TASK — Gather each line of the entries below that includes "shown".

DATA PROVIDED —

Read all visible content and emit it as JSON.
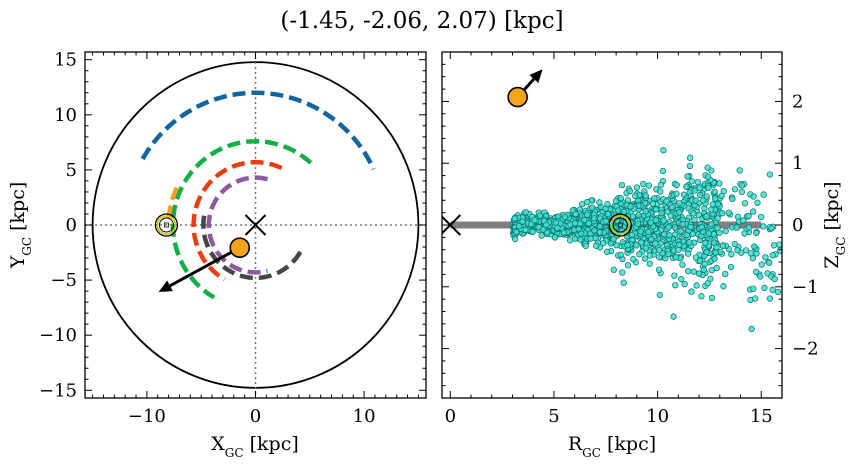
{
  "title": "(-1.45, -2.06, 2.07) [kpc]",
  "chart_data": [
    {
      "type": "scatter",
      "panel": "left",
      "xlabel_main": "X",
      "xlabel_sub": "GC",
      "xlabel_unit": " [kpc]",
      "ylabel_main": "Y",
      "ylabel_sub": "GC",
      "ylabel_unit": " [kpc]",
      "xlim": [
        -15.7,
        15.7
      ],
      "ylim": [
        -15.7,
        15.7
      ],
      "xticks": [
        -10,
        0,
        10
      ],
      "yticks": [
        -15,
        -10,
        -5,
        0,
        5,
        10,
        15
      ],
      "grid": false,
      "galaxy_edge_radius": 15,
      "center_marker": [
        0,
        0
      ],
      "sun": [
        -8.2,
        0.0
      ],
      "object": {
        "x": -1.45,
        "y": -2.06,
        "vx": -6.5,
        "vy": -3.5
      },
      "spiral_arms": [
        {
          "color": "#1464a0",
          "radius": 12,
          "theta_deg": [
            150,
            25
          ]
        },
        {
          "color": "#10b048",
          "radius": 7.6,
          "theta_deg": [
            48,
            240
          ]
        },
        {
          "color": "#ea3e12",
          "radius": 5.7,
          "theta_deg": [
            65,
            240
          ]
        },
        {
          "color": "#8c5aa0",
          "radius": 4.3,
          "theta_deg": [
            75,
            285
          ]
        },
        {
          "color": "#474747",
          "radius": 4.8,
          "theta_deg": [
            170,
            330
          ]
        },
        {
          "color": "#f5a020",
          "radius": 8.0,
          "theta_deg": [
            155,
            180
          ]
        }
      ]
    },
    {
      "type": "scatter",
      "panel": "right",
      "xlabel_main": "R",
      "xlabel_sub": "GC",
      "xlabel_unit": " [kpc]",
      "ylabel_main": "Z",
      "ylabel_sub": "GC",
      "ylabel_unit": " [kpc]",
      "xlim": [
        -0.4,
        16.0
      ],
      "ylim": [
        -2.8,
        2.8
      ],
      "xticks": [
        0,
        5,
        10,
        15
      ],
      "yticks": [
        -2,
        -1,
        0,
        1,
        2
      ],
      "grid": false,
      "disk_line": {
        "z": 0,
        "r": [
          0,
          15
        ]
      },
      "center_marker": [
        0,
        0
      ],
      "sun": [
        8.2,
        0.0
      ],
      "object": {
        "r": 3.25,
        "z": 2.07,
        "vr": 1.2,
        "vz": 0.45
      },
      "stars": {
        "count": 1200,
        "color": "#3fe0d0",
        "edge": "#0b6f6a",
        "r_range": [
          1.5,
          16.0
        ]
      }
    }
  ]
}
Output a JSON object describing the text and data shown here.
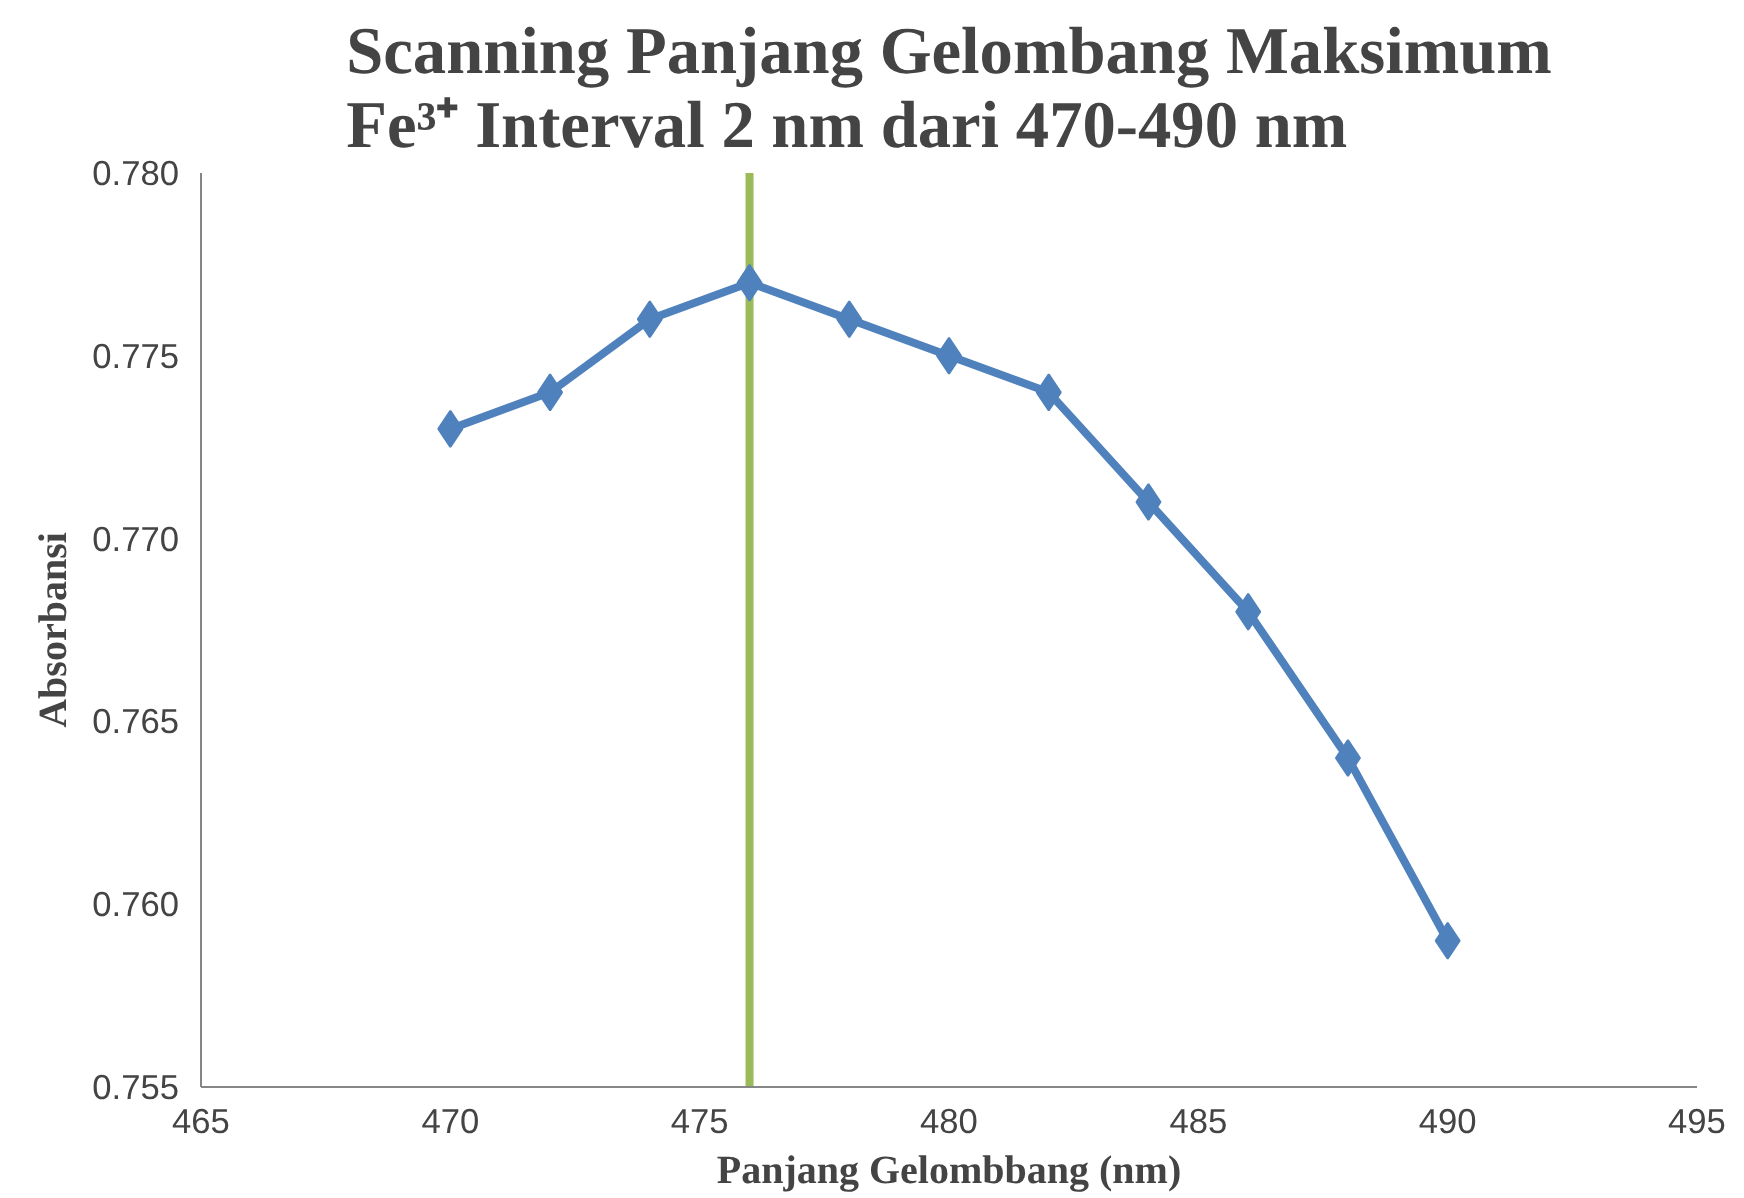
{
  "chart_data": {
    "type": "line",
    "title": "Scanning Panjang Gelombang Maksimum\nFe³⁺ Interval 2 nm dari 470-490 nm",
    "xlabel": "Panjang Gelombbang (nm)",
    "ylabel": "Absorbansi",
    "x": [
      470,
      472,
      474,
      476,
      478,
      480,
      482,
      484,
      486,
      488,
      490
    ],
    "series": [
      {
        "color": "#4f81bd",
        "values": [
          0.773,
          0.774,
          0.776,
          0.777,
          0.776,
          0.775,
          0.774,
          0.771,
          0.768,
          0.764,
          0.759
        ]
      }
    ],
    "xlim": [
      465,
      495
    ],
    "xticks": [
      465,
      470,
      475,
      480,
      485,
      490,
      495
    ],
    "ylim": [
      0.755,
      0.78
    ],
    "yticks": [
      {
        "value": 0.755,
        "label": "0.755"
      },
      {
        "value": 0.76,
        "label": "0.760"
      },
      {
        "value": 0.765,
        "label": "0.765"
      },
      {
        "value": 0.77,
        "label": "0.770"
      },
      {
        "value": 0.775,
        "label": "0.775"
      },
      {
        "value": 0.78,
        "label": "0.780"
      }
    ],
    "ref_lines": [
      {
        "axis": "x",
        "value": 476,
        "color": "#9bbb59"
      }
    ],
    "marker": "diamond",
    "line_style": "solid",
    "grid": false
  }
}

* * *

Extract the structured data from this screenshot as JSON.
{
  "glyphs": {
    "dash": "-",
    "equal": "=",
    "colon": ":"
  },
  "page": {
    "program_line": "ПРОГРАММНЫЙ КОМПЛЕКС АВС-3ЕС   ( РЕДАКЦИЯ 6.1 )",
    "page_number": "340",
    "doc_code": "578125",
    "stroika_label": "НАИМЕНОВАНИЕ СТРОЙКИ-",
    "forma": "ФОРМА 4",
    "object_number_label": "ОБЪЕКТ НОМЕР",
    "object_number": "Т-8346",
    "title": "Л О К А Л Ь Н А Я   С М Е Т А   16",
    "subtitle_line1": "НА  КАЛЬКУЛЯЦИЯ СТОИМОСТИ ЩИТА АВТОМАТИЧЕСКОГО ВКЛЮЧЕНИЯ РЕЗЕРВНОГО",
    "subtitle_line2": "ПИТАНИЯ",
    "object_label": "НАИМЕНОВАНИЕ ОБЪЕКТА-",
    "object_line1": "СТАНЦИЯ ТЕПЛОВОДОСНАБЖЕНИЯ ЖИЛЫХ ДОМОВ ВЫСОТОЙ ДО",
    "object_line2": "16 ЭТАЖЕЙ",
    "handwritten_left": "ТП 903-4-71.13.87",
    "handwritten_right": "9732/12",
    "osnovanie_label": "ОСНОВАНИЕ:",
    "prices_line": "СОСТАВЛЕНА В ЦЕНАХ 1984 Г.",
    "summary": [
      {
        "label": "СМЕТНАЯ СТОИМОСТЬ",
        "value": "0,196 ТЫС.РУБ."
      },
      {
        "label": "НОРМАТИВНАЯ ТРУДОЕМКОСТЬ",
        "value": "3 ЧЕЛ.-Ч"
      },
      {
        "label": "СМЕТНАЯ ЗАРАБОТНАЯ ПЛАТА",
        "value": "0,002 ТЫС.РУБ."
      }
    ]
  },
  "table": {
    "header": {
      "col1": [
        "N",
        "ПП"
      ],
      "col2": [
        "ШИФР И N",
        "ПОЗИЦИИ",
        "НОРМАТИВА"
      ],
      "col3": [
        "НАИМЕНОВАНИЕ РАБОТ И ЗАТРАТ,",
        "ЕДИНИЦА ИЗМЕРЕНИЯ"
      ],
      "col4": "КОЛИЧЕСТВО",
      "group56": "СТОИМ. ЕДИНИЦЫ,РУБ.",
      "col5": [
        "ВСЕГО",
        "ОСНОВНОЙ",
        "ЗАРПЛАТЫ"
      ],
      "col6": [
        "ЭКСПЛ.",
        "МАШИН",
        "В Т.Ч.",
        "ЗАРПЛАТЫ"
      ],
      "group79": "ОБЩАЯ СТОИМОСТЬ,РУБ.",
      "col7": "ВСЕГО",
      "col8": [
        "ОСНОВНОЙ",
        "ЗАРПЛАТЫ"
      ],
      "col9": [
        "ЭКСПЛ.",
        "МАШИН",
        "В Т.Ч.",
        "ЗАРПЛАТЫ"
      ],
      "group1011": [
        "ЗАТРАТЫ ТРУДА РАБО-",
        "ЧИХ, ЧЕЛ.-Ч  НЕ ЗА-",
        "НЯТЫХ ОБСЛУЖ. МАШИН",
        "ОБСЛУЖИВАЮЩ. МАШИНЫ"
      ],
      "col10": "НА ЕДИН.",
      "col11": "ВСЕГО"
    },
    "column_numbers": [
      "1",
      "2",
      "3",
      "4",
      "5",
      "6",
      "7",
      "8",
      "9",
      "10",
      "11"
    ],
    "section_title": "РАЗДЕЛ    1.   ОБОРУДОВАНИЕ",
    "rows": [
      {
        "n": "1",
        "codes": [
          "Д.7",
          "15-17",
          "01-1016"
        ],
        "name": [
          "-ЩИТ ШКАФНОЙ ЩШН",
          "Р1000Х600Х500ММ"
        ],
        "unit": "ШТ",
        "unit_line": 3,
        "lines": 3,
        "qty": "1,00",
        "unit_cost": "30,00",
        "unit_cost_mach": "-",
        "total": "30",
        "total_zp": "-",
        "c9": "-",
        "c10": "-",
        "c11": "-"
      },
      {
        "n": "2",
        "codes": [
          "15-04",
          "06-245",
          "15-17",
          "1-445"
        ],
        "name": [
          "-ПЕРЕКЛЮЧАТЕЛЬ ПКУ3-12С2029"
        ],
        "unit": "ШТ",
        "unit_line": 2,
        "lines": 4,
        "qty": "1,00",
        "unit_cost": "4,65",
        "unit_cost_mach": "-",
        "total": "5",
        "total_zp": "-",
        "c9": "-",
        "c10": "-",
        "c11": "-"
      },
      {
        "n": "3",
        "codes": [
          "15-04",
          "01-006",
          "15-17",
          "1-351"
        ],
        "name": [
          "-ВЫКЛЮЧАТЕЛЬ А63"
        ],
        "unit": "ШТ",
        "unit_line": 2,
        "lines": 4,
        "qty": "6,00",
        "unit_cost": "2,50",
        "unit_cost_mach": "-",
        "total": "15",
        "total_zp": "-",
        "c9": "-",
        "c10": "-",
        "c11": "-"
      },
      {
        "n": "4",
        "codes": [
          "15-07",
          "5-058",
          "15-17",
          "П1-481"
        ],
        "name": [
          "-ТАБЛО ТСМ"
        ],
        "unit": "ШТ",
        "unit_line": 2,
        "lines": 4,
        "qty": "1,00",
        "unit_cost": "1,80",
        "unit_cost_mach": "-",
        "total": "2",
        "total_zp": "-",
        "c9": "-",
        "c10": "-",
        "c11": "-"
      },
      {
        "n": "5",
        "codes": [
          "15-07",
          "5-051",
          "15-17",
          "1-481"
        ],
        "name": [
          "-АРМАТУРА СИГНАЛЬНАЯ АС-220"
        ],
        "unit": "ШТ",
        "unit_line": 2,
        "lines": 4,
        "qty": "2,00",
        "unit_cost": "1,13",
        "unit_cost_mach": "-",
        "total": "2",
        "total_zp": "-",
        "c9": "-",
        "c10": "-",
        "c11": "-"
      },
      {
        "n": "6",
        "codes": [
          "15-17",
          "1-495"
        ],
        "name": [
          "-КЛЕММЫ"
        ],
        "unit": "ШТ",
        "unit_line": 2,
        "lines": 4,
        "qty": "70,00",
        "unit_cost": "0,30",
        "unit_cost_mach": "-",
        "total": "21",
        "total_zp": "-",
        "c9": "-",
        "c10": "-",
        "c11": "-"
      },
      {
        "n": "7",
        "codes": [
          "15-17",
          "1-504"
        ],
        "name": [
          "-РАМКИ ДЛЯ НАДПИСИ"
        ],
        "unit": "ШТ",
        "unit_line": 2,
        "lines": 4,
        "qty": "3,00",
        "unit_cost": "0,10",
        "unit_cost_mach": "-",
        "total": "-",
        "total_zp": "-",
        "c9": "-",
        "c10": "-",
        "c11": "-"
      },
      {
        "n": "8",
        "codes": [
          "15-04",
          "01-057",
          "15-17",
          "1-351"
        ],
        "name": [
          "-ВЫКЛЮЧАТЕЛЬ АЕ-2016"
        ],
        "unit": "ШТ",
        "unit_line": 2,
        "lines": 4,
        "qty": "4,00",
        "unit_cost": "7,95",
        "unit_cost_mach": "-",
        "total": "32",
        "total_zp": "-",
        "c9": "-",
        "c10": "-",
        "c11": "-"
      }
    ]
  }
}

---

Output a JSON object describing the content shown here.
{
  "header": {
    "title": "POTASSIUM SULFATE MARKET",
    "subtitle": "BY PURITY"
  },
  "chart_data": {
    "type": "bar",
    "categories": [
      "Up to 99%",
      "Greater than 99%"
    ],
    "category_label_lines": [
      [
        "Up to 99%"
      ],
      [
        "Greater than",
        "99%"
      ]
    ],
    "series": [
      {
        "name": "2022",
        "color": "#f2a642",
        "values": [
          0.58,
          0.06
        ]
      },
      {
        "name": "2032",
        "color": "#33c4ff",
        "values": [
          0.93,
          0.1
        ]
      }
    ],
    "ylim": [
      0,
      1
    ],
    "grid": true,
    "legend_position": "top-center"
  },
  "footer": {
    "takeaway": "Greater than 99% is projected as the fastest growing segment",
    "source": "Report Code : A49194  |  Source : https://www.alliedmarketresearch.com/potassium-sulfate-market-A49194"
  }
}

WORKED SOLUTION —
Output a JSON object describing the text and data shown here.
Output a JSON object describing the content shown here.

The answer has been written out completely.